-------- Source material --------

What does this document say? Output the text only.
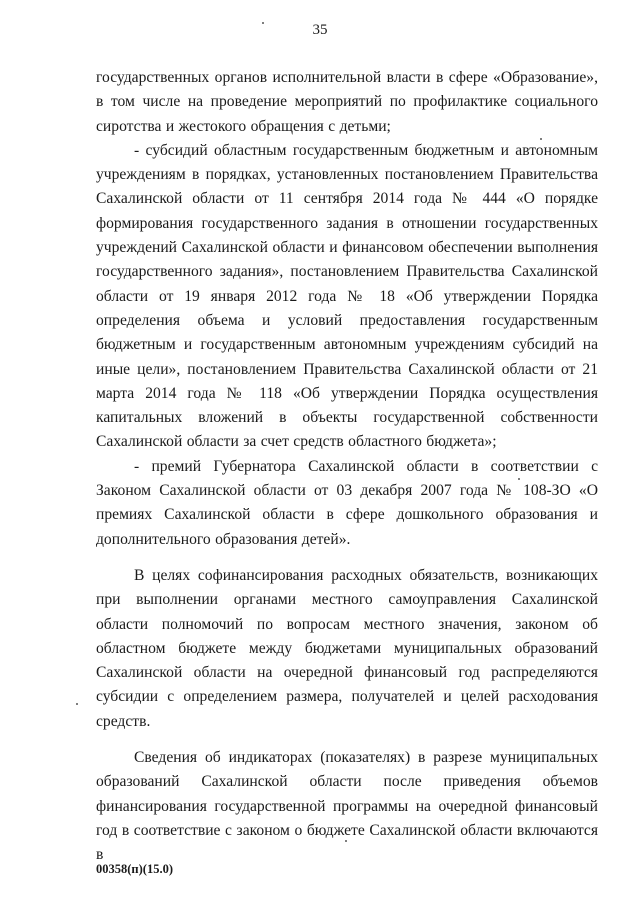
35

государственных органов исполнительной власти в сфере «Образование», в том числе на проведение мероприятий по профилактике социального сиротства и жестокого обращения с детьми;

- субсидий областным государственным бюджетным и автономным учреждениям в порядках, установленных постановлением Правительства Сахалинской области от 11 сентября 2014 года № 444 «О порядке формирования государственного задания в отношении государственных учреждений Сахалинской области и финансовом обеспечении выполнения государственного задания», постановлением Правительства Сахалинской области от 19 января 2012 года № 18 «Об утверждении Порядка определения объема и условий предоставления государственным бюджетным и государственным автономным учреждениям субсидий на иные цели», постановлением Правительства Сахалинской области от 21 марта 2014 года № 118 «Об утверждении Порядка осуществления капитальных вложений в объекты государственной собственности Сахалинской области за счет средств областного бюджета»;

- премий Губернатора Сахалинской области в соответствии с Законом Сахалинской области от 03 декабря 2007 года № 108-ЗО «О премиях Сахалинской области в сфере дошкольного образования и дополнительного образования детей».

В целях софинансирования расходных обязательств, возникающих при выполнении органами местного самоуправления Сахалинской области полномочий по вопросам местного значения, законом об областном бюджете между бюджетами муниципальных образований Сахалинской области на очередной финансовый год распределяются субсидии с определением размера, получателей и целей расходования средств.

Сведения об индикаторах (показателях) в разрезе муниципальных образований Сахалинской области после приведения объемов финансирования государственной программы на очередной финансовый год в соответствие с законом о бюджете Сахалинской области включаются в

00358(п)(15.0)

--------

> [Task brief]
Across the records above, count the lines holding "очередной" and reply with that number alone.

> [Task result]
2